## Work to complete
Copy every record word for word.

----

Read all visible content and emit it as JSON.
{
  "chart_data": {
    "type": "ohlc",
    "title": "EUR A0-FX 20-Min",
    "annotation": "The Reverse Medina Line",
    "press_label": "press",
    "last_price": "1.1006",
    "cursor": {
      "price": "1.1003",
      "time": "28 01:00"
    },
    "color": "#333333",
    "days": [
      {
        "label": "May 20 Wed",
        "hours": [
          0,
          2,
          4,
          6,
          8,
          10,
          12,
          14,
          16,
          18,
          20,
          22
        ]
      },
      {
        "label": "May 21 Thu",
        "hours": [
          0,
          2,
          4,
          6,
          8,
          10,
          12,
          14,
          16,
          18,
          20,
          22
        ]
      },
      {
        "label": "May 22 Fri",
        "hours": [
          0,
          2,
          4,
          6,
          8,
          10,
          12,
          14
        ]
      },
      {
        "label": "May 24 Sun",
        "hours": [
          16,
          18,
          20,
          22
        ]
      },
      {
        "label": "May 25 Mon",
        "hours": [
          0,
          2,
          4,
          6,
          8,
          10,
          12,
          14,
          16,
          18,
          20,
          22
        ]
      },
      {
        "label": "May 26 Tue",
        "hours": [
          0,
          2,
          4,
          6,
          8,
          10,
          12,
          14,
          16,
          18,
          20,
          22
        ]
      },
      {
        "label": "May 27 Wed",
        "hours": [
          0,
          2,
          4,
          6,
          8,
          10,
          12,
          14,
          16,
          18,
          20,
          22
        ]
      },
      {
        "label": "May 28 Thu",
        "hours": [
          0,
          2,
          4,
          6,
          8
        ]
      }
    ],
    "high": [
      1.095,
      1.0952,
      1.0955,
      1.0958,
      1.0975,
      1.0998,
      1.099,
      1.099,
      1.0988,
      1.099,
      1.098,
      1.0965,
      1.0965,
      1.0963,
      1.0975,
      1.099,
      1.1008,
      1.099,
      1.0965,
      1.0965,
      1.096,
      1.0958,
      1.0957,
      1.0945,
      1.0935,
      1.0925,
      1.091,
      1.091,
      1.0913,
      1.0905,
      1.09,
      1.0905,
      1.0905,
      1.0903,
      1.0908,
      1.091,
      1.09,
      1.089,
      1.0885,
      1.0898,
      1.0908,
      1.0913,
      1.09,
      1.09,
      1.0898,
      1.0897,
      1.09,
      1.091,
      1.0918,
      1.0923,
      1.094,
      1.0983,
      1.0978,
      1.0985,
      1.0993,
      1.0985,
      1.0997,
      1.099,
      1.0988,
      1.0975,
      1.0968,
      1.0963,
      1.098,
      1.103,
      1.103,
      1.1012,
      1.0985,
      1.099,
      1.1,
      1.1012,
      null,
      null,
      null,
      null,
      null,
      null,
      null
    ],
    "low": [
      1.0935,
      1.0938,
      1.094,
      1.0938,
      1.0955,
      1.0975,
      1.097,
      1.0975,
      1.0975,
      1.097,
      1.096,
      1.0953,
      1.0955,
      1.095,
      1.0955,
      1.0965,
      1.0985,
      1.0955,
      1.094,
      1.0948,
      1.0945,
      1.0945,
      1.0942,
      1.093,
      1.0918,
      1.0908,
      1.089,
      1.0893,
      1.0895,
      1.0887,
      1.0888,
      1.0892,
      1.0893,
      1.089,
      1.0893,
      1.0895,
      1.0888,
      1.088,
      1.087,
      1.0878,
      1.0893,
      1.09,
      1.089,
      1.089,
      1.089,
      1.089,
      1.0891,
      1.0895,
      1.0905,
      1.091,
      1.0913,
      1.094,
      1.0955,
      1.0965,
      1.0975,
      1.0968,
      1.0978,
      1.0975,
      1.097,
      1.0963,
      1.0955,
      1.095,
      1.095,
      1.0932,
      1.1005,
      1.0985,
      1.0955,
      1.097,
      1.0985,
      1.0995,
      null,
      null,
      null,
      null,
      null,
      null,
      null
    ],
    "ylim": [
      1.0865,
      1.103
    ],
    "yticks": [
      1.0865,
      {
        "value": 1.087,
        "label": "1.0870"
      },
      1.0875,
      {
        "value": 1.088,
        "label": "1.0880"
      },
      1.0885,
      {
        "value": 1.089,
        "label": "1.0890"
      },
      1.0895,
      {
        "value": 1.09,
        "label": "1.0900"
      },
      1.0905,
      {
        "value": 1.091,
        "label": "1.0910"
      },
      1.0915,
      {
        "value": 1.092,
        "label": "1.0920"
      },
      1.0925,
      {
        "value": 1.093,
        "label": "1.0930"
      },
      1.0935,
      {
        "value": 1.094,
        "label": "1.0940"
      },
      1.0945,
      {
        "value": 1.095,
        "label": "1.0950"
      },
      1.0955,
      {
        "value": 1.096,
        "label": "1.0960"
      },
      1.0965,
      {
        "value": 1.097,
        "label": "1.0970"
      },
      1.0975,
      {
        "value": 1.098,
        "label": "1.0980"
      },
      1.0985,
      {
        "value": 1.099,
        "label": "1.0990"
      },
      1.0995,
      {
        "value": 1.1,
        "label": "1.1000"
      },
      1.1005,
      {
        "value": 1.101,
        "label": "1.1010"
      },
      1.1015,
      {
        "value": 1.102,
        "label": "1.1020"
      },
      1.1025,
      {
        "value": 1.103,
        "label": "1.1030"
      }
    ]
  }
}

----

## Solution for this task
Read all visible content and emit it as JSON.
{
  "chart_data": {
    "type": "ohlc",
    "title": "EUR A0-FX 20-Min",
    "annotation": "The Reverse Medina Line",
    "press_label": "press",
    "last_price": "1.1006",
    "cursor": {
      "price": "1.1003",
      "time": "28 01:00"
    },
    "color": "#333333",
    "days": [
      {
        "label": "May 20 Wed",
        "hours": [
          0,
          2,
          4,
          6,
          8,
          10,
          12,
          14,
          16,
          18,
          20,
          22
        ]
      },
      {
        "label": "May 21 Thu",
        "hours": [
          0,
          2,
          4,
          6,
          8,
          10,
          12,
          14,
          16,
          18,
          20,
          22
        ]
      },
      {
        "label": "May 22 Fri",
        "hours": [
          0,
          2,
          4,
          6,
          8,
          10,
          12,
          14
        ]
      },
      {
        "label": "May 24 Sun",
        "hours": [
          16,
          18,
          20,
          22
        ]
      },
      {
        "label": "May 25 Mon",
        "hours": [
          0,
          2,
          4,
          6,
          8,
          10,
          12,
          14,
          16,
          18,
          20,
          22
        ]
      },
      {
        "label": "May 26 Tue",
        "hours": [
          0,
          2,
          4,
          6,
          8,
          10,
          12,
          14,
          16,
          18,
          20,
          22
        ]
      },
      {
        "label": "May 27 Wed",
        "hours": [
          0,
          2,
          4,
          6,
          8,
          10,
          12,
          14,
          16,
          18,
          20,
          22
        ]
      },
      {
        "label": "May 28 Thu",
        "hours": [
          0,
          2,
          4,
          6,
          8
        ]
      }
    ],
    "high": [
      1.095,
      1.0952,
      1.0955,
      1.0958,
      1.0975,
      1.0998,
      1.099,
      1.099,
      1.0988,
      1.099,
      1.098,
      1.0965,
      1.0965,
      1.0963,
      1.0975,
      1.099,
      1.1008,
      1.099,
      1.0965,
      1.0965,
      1.096,
      1.0958,
      1.0957,
      1.0945,
      1.0935,
      1.0925,
      1.091,
      1.091,
      1.0913,
      1.0905,
      1.09,
      1.0905,
      1.0905,
      1.0903,
      1.0908,
      1.091,
      1.09,
      1.089,
      1.0885,
      1.0898,
      1.0908,
      1.0913,
      1.09,
      1.09,
      1.0898,
      1.0897,
      1.09,
      1.091,
      1.0918,
      1.0923,
      1.094,
      1.0983,
      1.0978,
      1.0985,
      1.0993,
      1.0985,
      1.0997,
      1.099,
      1.0988,
      1.0975,
      1.0968,
      1.0963,
      1.098,
      1.103,
      1.103,
      1.1012,
      1.0985,
      1.099,
      1.1,
      1.1012,
      null,
      null,
      null,
      null,
      null,
      null,
      null
    ],
    "low": [
      1.0935,
      1.0938,
      1.094,
      1.0938,
      1.0955,
      1.0975,
      1.097,
      1.0975,
      1.0975,
      1.097,
      1.096,
      1.0953,
      1.0955,
      1.095,
      1.0955,
      1.0965,
      1.0985,
      1.0955,
      1.094,
      1.0948,
      1.0945,
      1.0945,
      1.0942,
      1.093,
      1.0918,
      1.0908,
      1.089,
      1.0893,
      1.0895,
      1.0887,
      1.0888,
      1.0892,
      1.0893,
      1.089,
      1.0893,
      1.0895,
      1.0888,
      1.088,
      1.087,
      1.0878,
      1.0893,
      1.09,
      1.089,
      1.089,
      1.089,
      1.089,
      1.0891,
      1.0895,
      1.0905,
      1.091,
      1.0913,
      1.094,
      1.0955,
      1.0965,
      1.0975,
      1.0968,
      1.0978,
      1.0975,
      1.097,
      1.0963,
      1.0955,
      1.095,
      1.095,
      1.0932,
      1.1005,
      1.0985,
      1.0955,
      1.097,
      1.0985,
      1.0995,
      null,
      null,
      null,
      null,
      null,
      null,
      null
    ],
    "ylim": [
      1.0865,
      1.103
    ],
    "yticks": [
      1.0865,
      {
        "value": 1.087,
        "label": "1.0870"
      },
      1.0875,
      {
        "value": 1.088,
        "label": "1.0880"
      },
      1.0885,
      {
        "value": 1.089,
        "label": "1.0890"
      },
      1.0895,
      {
        "value": 1.09,
        "label": "1.0900"
      },
      1.0905,
      {
        "value": 1.091,
        "label": "1.0910"
      },
      1.0915,
      {
        "value": 1.092,
        "label": "1.0920"
      },
      1.0925,
      {
        "value": 1.093,
        "label": "1.0930"
      },
      1.0935,
      {
        "value": 1.094,
        "label": "1.0940"
      },
      1.0945,
      {
        "value": 1.095,
        "label": "1.0950"
      },
      1.0955,
      {
        "value": 1.096,
        "label": "1.0960"
      },
      1.0965,
      {
        "value": 1.097,
        "label": "1.0970"
      },
      1.0975,
      {
        "value": 1.098,
        "label": "1.0980"
      },
      1.0985,
      {
        "value": 1.099,
        "label": "1.0990"
      },
      1.0995,
      {
        "value": 1.1,
        "label": "1.1000"
      },
      1.1005,
      {
        "value": 1.101,
        "label": "1.1010"
      },
      1.1015,
      {
        "value": 1.102,
        "label": "1.1020"
      },
      1.1025,
      {
        "value": 1.103,
        "label": "1.1030"
      }
    ]
  }
}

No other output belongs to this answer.